In the data, extract each line that holds the string "Auflistung".

**EXERCISE INPUT:**
+-------+

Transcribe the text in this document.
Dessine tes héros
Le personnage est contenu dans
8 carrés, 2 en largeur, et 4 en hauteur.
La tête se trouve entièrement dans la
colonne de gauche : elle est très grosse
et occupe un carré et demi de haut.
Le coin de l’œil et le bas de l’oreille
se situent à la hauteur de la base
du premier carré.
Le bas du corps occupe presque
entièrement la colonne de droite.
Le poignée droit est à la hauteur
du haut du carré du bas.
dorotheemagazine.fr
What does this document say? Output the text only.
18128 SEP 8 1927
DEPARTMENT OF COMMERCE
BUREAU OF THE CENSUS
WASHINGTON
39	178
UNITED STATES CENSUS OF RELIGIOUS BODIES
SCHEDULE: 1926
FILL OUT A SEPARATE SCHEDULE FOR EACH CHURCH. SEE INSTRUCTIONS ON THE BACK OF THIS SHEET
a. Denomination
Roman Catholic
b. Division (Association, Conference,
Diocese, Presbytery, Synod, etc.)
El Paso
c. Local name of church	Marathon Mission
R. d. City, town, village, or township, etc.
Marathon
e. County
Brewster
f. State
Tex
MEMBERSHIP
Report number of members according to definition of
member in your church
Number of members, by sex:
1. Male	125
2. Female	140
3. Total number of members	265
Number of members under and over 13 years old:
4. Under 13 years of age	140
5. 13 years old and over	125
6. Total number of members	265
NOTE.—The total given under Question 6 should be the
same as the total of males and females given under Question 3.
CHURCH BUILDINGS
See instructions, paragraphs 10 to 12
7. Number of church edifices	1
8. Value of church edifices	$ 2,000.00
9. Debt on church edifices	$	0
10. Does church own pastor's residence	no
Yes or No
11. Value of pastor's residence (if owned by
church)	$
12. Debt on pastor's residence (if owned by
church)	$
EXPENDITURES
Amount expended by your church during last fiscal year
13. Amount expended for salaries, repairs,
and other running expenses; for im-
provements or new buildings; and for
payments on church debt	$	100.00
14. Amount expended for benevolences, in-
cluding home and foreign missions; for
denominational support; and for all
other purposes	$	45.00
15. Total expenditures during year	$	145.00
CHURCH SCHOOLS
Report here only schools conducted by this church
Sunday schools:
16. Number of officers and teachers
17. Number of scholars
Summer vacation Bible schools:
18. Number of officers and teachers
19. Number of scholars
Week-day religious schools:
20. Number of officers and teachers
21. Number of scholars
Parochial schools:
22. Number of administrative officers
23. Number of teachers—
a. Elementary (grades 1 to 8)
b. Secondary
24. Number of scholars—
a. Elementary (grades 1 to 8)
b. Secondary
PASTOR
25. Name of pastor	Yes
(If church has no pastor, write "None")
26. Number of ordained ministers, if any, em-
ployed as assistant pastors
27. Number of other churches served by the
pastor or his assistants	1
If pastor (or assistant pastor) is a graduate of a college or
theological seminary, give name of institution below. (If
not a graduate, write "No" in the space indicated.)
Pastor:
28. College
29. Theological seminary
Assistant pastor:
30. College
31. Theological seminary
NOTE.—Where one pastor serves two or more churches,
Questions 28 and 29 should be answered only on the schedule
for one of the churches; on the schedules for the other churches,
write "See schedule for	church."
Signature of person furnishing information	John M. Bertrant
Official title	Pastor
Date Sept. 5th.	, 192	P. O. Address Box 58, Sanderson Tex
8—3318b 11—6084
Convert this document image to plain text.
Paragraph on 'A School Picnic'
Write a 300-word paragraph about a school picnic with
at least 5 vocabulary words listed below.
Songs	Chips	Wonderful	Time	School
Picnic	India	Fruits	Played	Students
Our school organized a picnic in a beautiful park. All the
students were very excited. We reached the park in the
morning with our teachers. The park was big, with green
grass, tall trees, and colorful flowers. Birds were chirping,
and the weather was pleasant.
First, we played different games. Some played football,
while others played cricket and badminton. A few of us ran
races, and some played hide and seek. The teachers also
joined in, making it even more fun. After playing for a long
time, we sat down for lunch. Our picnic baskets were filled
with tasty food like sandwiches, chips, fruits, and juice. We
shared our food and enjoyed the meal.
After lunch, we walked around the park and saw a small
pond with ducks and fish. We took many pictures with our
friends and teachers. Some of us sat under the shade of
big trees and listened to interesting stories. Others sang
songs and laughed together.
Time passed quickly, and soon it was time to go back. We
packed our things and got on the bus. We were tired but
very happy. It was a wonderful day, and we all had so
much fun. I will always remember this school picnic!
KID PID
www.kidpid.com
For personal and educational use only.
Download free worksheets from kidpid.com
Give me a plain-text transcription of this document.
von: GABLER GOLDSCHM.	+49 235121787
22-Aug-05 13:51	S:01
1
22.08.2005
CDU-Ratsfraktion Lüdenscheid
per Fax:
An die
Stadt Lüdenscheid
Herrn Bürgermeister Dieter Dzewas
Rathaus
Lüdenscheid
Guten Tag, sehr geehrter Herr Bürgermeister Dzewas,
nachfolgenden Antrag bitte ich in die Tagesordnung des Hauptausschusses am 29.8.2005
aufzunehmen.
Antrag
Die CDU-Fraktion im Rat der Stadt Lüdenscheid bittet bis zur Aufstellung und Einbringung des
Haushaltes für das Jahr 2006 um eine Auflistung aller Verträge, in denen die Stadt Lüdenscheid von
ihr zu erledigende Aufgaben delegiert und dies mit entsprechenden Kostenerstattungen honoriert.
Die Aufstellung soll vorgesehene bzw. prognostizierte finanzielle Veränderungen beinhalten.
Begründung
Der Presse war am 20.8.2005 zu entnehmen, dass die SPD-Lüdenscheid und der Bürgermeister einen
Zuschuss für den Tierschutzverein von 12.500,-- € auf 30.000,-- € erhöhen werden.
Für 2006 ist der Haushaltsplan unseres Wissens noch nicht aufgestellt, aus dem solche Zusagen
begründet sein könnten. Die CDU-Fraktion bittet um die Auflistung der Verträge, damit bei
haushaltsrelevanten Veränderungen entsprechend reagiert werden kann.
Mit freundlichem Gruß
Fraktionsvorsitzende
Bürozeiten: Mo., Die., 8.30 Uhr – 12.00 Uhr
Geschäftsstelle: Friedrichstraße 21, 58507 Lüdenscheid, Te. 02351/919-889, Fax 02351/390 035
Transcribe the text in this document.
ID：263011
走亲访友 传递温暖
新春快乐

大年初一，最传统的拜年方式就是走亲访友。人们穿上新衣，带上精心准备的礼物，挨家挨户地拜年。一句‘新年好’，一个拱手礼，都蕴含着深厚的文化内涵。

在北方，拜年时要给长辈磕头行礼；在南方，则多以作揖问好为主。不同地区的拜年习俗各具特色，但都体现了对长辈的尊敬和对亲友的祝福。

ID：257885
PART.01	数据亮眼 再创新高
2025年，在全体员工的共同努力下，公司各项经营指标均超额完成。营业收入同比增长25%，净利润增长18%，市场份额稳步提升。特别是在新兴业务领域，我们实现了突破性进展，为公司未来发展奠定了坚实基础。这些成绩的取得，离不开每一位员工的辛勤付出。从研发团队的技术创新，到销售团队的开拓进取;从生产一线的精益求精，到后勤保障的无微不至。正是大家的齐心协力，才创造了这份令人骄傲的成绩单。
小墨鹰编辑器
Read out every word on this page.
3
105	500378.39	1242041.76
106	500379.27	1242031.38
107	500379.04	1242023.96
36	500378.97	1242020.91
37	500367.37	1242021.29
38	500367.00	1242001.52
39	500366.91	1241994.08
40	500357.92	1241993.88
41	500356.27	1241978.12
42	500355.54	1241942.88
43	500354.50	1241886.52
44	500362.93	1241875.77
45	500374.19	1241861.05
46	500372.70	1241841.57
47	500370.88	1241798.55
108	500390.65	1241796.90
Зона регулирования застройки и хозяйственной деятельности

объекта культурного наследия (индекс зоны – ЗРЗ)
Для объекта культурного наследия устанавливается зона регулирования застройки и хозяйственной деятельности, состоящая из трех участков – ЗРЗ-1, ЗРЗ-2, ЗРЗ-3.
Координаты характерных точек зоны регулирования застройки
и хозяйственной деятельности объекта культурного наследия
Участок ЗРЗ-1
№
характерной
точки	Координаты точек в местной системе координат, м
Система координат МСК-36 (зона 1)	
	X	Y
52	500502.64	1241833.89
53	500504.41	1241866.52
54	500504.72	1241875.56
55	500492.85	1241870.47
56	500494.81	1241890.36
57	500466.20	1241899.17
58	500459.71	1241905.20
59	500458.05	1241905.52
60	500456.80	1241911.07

+-------+

**THE REPLY:**
Haushaltes für das Jahr 2006 um eine Auflistung aller Verträge, in denen die Stadt Lüdenscheid von
begründet sein könnten. Die CDU-Fraktion bittet um die Auflistung der Verträge, damit bei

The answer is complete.